(Records excerpted from a collection)
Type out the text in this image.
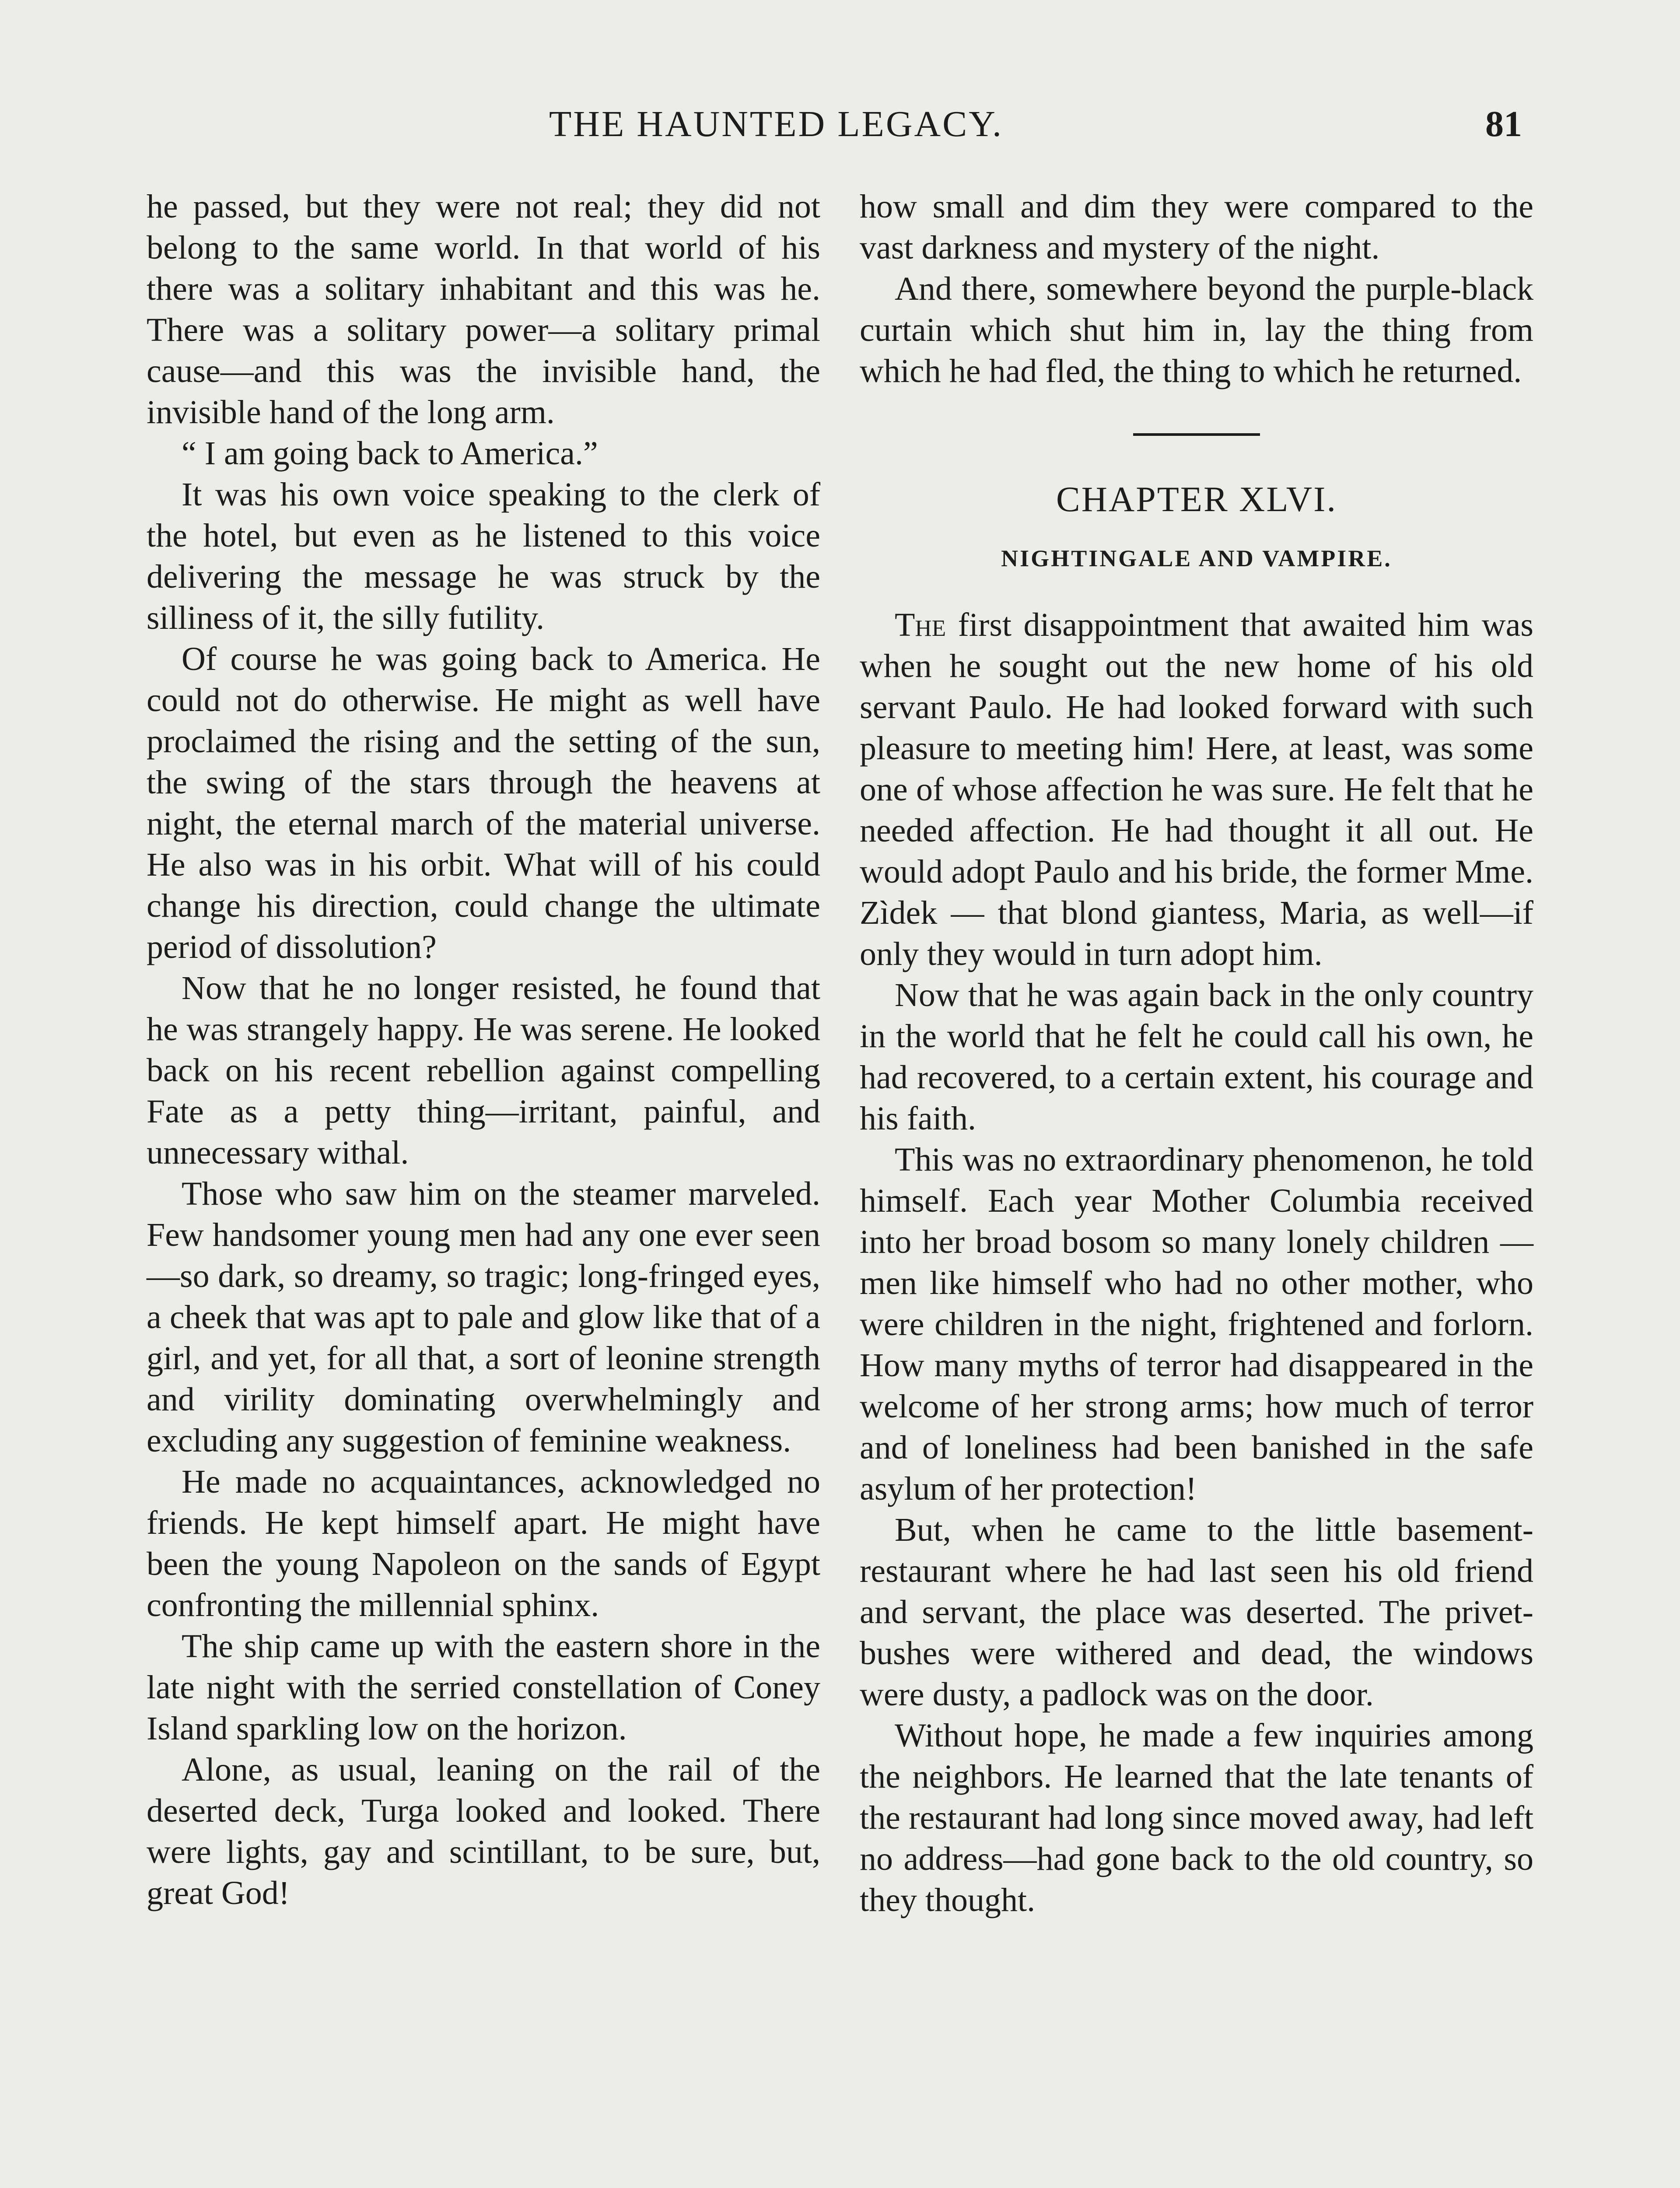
THE HAUNTED LEGACY.	81

he passed, but they were not real; they did not belong to the same world. In that world of his there was a solitary inhabitant and this was he. There was a solitary power—a solitary primal cause—and this was the invisible hand, the invisible hand of the long arm.

“ I am going back to America.”

It was his own voice speaking to the clerk of the hotel, but even as he listened to this voice delivering the message he was struck by the silliness of it, the silly futility.

Of course he was going back to America. He could not do otherwise. He might as well have proclaimed the rising and the setting of the sun, the swing of the stars through the heavens at night, the eternal march of the material universe. He also was in his orbit. What will of his could change his direction, could change the ultimate period of dissolution?

Now that he no longer resisted, he found that he was strangely happy. He was serene. He looked back on his recent rebellion against compelling Fate as a petty thing—irritant, painful, and unnecessary withal.

Those who saw him on the steamer marveled. Few handsomer young men had any one ever seen—so dark, so dreamy, so tragic; long-fringed eyes, a cheek that was apt to pale and glow like that of a girl, and yet, for all that, a sort of leonine strength and virility dominating overwhelmingly and excluding any suggestion of feminine weakness.

He made no acquaintances, acknowledged no friends. He kept himself apart. He might have been the young Napoleon on the sands of Egypt confronting the millennial sphinx.

The ship came up with the eastern shore in the late night with the serried constellation of Coney Island sparkling low on the horizon.

Alone, as usual, leaning on the rail of the deserted deck, Turga looked and looked. There were lights, gay and scintillant, to be sure, but, great God!

how small and dim they were compared to the vast darkness and mystery of the night.

And there, somewhere beyond the purple-black curtain which shut him in, lay the thing from which he had fled, the thing to which he returned.

CHAPTER XLVI.
NIGHTINGALE AND VAMPIRE.

The first disappointment that awaited him was when he sought out the new home of his old servant Paulo. He had looked forward with such pleasure to meeting him! Here, at least, was some one of whose affection he was sure. He felt that he needed affection. He had thought it all out. He would adopt Paulo and his bride, the former Mme. Zìdek — that blond giantess, Maria, as well—if only they would in turn adopt him.

Now that he was again back in the only country in the world that he felt he could call his own, he had recovered, to a certain extent, his courage and his faith.

This was no extraordinary phenomenon, he told himself. Each year Mother Columbia received into her broad bosom so many lonely children —men like himself who had no other mother, who were children in the night, frightened and forlorn. How many myths of terror had disappeared in the welcome of her strong arms; how much of terror and of loneliness had been banished in the safe asylum of her protection!

But, when he came to the little basement-restaurant where he had last seen his old friend and servant, the place was deserted. The privet-bushes were withered and dead, the windows were dusty, a padlock was on the door.

Without hope, he made a few inquiries among the neighbors. He learned that the late tenants of the restaurant had long since moved away, had left no address—had gone back to the old country, so they thought.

• _GIVEN PROBLEM_
Show the lines where the word "well" appears in the entries.

• _WRITTEN RESPONSE_
Of course he was going back to America. He could not do otherwise. He might as well have proclaimed the rising and the setting of the sun, the swing of the stars through the heavens at night, the eternal march of the material universe. He also was in his orbit. What will of his could change his direction, could change the ultimate period of dissolution?
The first disappointment that awaited him was when he sought out the new home of his old servant Paulo. He had looked forward with such pleasure to meeting him! Here, at least, was some one of whose affection he was sure. He felt that he needed affection. He had thought it all out. He would adopt Paulo and his bride, the former Mme. Zìdek — that blond giantess, Maria, as well—if only they would in turn adopt him.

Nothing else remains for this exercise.